* **TASK PROMPT**: Without omitting anything, return the records precisely as given.
——
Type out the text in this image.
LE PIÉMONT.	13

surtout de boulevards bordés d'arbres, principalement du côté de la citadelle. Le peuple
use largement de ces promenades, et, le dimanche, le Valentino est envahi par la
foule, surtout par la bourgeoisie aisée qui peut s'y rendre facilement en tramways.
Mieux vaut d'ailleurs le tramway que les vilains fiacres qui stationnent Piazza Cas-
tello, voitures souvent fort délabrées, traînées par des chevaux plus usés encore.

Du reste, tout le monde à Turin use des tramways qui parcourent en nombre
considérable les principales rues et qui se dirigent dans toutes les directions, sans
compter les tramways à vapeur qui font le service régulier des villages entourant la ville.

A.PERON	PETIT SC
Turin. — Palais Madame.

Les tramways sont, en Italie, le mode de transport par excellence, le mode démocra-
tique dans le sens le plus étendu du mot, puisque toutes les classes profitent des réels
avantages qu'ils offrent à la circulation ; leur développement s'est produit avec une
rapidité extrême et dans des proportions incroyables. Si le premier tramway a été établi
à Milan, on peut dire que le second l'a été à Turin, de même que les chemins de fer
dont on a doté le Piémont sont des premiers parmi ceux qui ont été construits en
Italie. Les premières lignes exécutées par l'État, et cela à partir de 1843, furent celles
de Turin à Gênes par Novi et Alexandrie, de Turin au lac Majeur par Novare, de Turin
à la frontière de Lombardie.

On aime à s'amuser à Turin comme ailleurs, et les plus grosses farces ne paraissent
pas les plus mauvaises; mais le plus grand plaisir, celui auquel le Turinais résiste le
——
* **FINISHED EXERCISE**:
Type out the text in this image.
LE PIÉMONT.	13

surtout de boulevards bordés d'arbres, principalement du côté de la citadelle. Le peuple
use largement de ces promenades, et, le dimanche, le Valentino est envahi par la
foule, surtout par la bourgeoisie aisée qui peut s'y rendre facilement en tramways.
Mieux vaut d'ailleurs le tramway que les vilains fiacres qui stationnent Piazza Cas-
tello, voitures souvent fort délabrées, traînées par des chevaux plus usés encore.

Du reste, tout le monde à Turin use des tramways qui parcourent en nombre
considérable les principales rues et qui se dirigent dans toutes les directions, sans
compter les tramways à vapeur qui font le service régulier des villages entourant la ville.

A.PERON	PETIT SC
Turin. — Palais Madame.

Les tramways sont, en Italie, le mode de transport par excellence, le mode démocra-
tique dans le sens le plus étendu du mot, puisque toutes les classes profitent des réels
avantages qu'ils offrent à la circulation ; leur développement s'est produit avec une
rapidité extrême et dans des proportions incroyables. Si le premier tramway a été établi
à Milan, on peut dire que le second l'a été à Turin, de même que les chemins de fer
dont on a doté le Piémont sont des premiers parmi ceux qui ont été construits en
Italie. Les premières lignes exécutées par l'État, et cela à partir de 1843, furent celles
de Turin à Gênes par Novi et Alexandrie, de Turin au lac Majeur par Novare, de Turin
à la frontière de Lombardie.

On aime à s'amuser à Turin comme ailleurs, et les plus grosses farces ne paraissent
pas les plus mauvaises; mais le plus grand plaisir, celui auquel le Turinais résiste le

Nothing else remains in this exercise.